## Data for this task
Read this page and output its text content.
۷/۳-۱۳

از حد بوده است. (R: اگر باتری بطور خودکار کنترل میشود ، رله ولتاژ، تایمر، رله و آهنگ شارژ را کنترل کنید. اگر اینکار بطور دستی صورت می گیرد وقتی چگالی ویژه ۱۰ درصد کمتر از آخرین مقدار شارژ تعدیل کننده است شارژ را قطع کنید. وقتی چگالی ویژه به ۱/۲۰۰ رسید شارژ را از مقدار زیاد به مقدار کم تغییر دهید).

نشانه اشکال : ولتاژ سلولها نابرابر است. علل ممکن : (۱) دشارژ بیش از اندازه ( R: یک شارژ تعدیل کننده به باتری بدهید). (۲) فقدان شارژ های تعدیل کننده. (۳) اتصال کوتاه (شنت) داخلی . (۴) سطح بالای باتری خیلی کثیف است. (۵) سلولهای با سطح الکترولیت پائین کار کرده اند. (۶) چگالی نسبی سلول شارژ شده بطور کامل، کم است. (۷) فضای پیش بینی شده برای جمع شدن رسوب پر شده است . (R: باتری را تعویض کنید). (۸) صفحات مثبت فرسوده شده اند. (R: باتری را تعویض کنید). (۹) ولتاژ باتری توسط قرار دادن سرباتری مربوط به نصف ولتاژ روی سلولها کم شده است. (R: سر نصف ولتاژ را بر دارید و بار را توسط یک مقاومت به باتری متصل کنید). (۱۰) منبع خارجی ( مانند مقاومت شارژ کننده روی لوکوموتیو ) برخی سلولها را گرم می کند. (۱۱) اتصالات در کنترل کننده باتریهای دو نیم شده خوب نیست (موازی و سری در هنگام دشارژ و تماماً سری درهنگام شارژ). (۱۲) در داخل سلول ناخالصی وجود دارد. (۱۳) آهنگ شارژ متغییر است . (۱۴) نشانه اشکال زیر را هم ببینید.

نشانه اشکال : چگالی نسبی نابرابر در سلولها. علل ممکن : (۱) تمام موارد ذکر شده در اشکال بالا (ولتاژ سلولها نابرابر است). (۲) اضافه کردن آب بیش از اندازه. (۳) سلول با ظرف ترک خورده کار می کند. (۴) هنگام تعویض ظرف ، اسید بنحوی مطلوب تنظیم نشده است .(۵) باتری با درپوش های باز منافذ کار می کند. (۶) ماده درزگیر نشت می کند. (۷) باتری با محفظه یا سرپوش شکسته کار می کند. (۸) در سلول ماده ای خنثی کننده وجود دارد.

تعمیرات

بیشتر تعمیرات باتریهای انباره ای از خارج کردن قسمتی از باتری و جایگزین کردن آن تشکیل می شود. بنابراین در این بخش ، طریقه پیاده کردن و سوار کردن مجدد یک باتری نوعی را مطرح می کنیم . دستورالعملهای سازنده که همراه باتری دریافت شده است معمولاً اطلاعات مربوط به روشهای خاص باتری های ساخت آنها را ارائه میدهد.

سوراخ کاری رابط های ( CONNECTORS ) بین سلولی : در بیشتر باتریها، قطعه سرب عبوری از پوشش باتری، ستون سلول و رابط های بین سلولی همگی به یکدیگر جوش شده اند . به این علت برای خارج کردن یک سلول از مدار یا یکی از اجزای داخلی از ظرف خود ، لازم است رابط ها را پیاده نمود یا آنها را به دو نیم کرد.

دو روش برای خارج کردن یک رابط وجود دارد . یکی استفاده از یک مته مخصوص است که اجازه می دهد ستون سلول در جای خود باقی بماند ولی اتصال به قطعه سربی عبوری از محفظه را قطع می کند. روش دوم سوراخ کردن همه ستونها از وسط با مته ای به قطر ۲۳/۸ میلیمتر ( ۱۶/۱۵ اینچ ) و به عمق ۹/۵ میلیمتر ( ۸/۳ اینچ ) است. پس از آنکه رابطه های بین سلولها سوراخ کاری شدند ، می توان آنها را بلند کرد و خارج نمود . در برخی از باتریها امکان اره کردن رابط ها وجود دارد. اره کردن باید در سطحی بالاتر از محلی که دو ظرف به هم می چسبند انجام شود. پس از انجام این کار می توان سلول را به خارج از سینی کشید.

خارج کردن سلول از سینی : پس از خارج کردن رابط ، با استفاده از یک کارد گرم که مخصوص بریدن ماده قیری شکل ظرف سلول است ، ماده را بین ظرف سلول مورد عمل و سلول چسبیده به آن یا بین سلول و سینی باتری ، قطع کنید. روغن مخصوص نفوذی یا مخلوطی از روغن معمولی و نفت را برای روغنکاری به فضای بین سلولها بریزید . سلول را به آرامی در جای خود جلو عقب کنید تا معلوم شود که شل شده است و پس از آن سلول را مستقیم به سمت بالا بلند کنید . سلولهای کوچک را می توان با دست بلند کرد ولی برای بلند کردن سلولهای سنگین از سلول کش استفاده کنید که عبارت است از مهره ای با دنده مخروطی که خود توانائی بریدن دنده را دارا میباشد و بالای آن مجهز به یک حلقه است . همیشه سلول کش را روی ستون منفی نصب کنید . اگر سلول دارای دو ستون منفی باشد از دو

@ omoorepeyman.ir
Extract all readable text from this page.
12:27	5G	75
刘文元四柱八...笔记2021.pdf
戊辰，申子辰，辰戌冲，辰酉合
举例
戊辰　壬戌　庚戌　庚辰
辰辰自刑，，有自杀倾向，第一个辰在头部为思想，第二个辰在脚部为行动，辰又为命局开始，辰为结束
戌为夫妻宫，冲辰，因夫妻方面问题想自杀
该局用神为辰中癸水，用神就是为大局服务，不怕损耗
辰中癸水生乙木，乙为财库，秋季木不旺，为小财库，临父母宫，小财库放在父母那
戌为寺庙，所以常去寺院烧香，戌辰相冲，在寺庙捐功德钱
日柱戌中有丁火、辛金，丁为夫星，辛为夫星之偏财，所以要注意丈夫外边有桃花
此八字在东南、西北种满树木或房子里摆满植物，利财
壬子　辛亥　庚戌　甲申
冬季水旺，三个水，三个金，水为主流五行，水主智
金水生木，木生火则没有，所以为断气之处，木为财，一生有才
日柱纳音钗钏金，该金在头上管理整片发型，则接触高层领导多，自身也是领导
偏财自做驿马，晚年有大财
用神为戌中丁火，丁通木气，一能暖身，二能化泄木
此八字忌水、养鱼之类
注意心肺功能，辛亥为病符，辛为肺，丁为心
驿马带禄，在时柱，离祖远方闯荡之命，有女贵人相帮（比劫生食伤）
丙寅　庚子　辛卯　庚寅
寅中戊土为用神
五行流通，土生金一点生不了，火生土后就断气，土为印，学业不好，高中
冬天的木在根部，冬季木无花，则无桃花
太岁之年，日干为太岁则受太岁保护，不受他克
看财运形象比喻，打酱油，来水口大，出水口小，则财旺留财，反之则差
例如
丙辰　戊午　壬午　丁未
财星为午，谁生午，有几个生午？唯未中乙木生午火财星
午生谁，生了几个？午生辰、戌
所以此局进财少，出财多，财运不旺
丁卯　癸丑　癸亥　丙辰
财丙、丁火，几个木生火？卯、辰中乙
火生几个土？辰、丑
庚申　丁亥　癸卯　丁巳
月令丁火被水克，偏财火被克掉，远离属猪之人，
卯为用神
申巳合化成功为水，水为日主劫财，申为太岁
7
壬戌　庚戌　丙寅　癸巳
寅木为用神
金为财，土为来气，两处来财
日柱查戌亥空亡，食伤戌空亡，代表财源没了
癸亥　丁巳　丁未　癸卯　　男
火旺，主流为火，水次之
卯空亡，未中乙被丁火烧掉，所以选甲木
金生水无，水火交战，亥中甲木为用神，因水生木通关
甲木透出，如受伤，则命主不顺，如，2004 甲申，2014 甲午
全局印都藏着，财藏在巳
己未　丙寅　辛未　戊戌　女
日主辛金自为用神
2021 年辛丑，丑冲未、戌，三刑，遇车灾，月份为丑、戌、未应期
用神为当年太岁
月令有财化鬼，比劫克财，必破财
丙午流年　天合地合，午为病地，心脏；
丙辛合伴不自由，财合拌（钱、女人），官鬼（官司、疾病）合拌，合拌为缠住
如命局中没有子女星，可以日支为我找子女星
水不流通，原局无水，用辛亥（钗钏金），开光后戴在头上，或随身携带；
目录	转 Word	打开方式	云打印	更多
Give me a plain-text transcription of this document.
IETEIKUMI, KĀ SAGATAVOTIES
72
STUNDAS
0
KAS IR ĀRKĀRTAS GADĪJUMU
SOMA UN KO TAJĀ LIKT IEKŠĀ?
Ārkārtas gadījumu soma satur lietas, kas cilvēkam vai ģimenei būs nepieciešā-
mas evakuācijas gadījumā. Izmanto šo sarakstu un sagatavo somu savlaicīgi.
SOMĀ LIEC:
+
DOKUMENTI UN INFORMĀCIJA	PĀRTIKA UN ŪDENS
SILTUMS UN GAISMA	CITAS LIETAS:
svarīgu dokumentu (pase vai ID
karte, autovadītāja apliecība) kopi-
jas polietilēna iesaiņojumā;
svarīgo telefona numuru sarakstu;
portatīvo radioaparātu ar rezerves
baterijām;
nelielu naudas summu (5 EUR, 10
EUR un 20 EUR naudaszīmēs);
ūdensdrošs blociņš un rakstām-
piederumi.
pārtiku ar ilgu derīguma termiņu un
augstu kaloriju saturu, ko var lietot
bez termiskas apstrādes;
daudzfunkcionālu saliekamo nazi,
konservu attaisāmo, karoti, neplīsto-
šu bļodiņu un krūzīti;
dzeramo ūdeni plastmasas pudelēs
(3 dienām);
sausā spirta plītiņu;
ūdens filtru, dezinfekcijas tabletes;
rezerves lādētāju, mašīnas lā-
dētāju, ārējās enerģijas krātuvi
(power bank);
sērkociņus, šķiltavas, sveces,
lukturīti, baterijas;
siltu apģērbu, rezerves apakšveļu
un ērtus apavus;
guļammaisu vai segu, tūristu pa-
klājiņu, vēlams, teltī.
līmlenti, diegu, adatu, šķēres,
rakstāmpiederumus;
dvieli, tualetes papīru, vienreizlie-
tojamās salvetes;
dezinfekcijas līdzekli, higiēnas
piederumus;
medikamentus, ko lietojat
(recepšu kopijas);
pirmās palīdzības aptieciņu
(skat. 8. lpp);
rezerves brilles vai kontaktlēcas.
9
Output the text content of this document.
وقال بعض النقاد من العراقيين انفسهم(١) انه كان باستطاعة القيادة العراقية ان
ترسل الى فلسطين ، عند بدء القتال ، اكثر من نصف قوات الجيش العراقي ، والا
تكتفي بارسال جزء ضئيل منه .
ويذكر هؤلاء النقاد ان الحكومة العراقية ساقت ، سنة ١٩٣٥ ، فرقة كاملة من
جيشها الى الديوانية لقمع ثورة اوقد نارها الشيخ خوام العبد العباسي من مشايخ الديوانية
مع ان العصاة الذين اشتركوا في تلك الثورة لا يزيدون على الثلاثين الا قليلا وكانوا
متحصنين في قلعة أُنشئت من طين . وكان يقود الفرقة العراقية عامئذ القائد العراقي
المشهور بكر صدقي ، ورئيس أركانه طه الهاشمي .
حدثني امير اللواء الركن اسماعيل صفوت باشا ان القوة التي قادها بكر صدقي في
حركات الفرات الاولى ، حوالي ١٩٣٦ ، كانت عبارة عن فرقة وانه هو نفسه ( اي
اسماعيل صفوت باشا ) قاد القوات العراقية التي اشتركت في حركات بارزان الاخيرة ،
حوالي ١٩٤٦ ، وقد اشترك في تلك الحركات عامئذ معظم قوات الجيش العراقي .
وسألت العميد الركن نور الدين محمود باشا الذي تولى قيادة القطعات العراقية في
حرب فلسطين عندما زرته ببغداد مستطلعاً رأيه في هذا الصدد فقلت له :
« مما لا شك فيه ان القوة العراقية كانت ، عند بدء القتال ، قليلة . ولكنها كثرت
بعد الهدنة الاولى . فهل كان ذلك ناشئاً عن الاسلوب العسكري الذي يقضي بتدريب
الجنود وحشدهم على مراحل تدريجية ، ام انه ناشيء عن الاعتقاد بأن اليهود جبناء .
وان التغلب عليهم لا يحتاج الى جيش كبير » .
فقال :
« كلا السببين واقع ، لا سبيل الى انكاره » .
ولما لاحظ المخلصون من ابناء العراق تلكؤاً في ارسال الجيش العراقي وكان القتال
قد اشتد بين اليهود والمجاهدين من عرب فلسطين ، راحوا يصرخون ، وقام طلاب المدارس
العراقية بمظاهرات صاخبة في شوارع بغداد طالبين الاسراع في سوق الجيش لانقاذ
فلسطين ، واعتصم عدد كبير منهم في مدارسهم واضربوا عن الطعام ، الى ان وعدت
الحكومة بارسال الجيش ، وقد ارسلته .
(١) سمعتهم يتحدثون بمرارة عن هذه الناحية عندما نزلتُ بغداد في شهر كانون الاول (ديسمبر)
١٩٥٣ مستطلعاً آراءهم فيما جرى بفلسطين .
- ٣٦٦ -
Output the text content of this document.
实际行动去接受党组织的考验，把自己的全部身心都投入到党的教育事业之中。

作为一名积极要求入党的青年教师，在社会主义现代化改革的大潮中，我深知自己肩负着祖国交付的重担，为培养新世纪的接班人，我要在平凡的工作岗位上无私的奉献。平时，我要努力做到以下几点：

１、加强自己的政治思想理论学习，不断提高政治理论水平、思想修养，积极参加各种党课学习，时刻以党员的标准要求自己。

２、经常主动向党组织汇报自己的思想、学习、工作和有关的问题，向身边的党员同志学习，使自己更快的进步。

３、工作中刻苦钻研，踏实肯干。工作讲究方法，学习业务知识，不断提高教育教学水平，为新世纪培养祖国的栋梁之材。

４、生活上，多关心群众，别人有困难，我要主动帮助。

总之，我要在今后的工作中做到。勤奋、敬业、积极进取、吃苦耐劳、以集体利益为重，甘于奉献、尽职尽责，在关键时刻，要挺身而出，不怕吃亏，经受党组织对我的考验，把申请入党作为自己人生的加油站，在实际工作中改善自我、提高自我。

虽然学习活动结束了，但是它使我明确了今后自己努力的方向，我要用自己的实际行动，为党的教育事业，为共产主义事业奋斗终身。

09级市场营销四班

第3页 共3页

## Task objective
Look through the records and gather each line with the word "اسماعيل".

## Written response
حدثني امير اللواء الركن اسماعيل صفوت باشا ان القوة التي قادها بكر صدقي في
اسماعيل صفوت باشا ) قاد القوات العراقية التي اشتركت في حركات بارزان الاخيرة ،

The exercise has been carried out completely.